Given instruction: In the listing below, pick out lines with "labrador".

Supplied records:
● ● ● ● ●

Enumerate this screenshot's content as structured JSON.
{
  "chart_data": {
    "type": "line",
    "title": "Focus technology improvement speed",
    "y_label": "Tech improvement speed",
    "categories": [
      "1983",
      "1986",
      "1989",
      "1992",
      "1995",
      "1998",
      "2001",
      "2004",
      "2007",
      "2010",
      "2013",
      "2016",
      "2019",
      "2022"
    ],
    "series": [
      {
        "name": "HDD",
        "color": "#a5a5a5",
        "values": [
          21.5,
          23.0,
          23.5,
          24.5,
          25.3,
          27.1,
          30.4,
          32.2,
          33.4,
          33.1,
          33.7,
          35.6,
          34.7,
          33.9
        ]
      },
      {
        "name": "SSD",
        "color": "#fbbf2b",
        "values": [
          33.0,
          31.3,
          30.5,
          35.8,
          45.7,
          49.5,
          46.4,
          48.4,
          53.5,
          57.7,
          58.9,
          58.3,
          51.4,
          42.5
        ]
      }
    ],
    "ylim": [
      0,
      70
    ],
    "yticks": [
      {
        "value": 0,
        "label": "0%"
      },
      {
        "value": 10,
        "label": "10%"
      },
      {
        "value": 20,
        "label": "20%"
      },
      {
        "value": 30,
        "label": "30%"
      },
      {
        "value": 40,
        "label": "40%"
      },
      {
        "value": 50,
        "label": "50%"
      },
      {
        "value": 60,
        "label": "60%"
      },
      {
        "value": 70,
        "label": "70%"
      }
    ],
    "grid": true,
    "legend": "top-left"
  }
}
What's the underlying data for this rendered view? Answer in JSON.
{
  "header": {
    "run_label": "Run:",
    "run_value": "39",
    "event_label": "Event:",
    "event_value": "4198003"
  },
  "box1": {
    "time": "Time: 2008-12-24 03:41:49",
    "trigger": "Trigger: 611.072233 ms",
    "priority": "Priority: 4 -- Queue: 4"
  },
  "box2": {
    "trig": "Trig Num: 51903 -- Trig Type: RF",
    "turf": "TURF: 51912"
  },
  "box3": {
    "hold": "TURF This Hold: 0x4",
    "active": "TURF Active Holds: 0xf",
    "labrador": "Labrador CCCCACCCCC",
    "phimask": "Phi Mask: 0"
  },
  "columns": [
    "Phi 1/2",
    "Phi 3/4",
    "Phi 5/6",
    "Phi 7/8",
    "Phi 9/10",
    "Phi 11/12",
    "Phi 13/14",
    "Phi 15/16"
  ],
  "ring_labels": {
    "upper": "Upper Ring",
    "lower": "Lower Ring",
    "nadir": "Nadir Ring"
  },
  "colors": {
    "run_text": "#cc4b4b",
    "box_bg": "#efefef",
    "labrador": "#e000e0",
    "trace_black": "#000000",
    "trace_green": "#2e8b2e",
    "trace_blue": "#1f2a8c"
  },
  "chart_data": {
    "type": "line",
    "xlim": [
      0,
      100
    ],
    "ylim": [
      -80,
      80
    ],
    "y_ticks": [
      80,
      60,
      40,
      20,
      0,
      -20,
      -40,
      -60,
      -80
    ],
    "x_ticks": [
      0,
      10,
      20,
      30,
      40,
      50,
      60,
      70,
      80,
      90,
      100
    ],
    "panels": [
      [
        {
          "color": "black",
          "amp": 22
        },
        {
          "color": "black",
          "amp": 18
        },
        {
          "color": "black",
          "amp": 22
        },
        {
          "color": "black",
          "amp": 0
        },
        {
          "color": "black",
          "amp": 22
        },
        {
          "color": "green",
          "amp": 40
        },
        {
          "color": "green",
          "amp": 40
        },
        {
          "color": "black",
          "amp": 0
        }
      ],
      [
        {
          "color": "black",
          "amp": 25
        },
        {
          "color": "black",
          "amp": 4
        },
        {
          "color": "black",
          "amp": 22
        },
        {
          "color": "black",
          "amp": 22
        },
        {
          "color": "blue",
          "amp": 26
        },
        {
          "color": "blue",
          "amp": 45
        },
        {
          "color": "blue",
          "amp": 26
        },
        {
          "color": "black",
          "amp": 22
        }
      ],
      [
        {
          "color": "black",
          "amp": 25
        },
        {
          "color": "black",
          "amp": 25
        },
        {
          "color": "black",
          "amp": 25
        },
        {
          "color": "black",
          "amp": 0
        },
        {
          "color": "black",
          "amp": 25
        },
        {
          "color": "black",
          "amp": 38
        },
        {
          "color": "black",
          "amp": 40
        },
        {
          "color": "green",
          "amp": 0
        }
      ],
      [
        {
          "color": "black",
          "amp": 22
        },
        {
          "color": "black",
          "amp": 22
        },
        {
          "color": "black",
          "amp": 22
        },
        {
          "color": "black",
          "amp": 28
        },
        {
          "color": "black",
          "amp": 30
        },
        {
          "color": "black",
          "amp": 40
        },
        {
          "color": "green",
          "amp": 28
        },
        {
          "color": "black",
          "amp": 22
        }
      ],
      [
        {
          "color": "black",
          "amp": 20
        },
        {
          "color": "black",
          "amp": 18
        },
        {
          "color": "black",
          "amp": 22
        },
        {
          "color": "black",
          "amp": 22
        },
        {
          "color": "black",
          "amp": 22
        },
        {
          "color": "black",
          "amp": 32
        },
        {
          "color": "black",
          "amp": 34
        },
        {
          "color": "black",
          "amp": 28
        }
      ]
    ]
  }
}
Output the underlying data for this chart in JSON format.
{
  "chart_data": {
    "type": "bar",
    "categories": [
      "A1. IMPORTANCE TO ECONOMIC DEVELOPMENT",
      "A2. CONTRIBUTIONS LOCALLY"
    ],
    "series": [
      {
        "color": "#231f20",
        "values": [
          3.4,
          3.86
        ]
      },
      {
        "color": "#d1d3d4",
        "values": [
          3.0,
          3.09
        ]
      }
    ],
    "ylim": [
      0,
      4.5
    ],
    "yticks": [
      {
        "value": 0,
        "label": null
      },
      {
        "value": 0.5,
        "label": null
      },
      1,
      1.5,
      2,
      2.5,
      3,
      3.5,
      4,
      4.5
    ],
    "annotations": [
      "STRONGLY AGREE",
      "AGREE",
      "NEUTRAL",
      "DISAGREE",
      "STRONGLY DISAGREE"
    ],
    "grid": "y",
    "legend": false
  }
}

● ● ● ● ●

The response:
    "labrador": "Labrador CCCCACCCCC",
    "labrador": "#e000e0",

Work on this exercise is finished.